Written instruction –
From the entries that follow, extract each line holding the string "screenshot".

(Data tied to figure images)
==================================================

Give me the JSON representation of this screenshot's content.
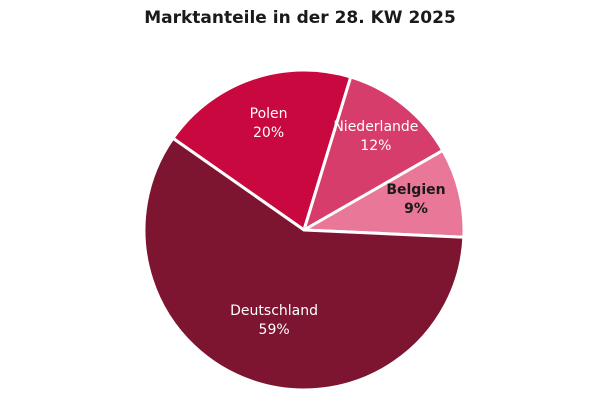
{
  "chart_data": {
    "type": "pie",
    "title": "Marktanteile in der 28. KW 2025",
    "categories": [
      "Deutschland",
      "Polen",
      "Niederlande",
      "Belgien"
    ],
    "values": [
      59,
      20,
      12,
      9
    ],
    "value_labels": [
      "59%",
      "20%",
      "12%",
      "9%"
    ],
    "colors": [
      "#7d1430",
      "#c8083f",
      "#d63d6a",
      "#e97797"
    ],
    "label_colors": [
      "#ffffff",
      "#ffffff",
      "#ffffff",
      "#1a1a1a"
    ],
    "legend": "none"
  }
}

==================================================

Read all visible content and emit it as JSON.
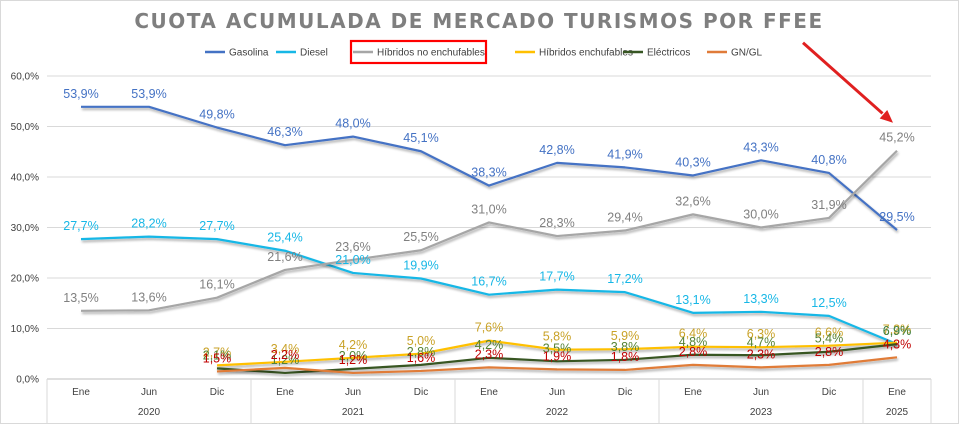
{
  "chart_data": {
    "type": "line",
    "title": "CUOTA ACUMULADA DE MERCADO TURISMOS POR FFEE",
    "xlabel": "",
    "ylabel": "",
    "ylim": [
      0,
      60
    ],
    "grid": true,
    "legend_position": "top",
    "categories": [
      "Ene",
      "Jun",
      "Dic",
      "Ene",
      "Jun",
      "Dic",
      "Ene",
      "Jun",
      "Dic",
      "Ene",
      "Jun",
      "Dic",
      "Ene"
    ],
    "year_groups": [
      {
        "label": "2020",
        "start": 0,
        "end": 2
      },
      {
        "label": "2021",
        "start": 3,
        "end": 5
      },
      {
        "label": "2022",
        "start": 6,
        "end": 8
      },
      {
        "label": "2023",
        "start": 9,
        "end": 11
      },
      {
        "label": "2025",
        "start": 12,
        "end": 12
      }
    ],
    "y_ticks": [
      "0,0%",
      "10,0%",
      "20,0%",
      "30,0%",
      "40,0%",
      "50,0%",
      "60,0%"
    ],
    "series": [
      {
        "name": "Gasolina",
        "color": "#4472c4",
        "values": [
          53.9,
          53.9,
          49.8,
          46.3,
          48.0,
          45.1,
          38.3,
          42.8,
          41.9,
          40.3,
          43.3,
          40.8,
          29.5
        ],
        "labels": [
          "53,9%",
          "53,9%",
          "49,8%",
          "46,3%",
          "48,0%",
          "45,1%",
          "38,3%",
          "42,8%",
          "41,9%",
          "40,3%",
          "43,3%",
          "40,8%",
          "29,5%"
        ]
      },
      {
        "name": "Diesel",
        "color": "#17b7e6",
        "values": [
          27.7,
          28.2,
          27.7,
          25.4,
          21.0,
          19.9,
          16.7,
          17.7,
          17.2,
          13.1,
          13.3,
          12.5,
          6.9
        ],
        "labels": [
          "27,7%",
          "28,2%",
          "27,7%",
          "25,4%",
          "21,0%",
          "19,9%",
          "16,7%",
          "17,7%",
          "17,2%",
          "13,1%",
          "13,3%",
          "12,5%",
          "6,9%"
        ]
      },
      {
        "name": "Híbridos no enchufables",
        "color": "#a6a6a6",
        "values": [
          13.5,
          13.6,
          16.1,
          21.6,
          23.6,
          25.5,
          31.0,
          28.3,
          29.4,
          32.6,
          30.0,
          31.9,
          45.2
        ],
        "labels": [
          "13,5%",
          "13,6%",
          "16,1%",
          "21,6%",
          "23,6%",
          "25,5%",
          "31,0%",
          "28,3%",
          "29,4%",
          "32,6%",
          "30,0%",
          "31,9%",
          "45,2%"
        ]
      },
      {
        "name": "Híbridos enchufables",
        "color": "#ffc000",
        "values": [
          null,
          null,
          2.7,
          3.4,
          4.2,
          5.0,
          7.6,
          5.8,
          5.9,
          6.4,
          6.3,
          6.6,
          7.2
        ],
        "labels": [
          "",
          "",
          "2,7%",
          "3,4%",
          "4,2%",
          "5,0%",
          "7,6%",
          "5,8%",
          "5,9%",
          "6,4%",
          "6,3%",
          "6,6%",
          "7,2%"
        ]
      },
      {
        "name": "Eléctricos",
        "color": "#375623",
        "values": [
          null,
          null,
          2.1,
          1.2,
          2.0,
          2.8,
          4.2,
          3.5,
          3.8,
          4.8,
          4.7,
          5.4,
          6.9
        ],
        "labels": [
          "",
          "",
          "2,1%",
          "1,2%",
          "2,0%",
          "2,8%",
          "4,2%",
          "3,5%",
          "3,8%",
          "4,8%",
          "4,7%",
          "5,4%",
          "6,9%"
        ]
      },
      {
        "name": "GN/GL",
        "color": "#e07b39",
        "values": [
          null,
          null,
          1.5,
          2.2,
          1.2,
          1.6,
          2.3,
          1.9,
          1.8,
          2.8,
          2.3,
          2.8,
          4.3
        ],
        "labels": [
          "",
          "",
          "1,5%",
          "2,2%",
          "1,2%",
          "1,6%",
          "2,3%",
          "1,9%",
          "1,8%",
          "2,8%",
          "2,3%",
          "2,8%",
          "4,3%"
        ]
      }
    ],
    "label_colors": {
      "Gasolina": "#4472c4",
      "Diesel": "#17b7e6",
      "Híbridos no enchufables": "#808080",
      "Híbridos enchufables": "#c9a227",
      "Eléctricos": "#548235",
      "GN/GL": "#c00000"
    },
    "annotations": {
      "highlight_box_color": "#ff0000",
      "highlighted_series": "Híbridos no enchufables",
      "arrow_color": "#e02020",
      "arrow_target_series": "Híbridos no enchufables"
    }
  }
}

==================================================

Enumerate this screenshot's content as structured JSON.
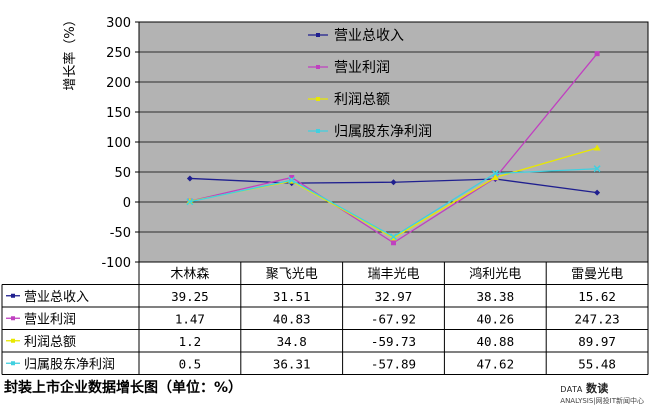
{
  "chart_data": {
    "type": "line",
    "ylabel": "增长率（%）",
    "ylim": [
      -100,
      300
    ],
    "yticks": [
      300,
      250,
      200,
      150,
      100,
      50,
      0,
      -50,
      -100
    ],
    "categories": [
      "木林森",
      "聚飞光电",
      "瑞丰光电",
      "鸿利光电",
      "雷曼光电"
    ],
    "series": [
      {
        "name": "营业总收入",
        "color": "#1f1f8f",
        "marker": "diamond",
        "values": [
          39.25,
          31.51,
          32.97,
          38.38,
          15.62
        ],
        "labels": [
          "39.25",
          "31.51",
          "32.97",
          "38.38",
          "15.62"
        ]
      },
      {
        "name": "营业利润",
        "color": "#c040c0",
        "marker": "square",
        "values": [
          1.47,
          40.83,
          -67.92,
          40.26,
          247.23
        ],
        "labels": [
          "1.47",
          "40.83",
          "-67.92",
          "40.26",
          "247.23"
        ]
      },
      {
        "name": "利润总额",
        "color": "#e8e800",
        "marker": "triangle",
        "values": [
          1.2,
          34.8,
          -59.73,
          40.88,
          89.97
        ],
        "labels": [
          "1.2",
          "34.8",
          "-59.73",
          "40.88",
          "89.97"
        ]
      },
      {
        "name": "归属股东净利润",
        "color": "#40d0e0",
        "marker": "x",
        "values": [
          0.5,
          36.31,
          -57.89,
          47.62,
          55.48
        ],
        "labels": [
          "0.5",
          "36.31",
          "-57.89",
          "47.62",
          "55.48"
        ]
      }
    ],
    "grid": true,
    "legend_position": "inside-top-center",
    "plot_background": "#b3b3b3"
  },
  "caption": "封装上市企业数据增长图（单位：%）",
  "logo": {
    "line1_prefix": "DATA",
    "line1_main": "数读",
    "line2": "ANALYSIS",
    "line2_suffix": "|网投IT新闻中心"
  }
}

==================================================

Result for this exercise –
Give me the JSON representation of this screenshot's content.
Enumerate this screenshot's content as structured JSON.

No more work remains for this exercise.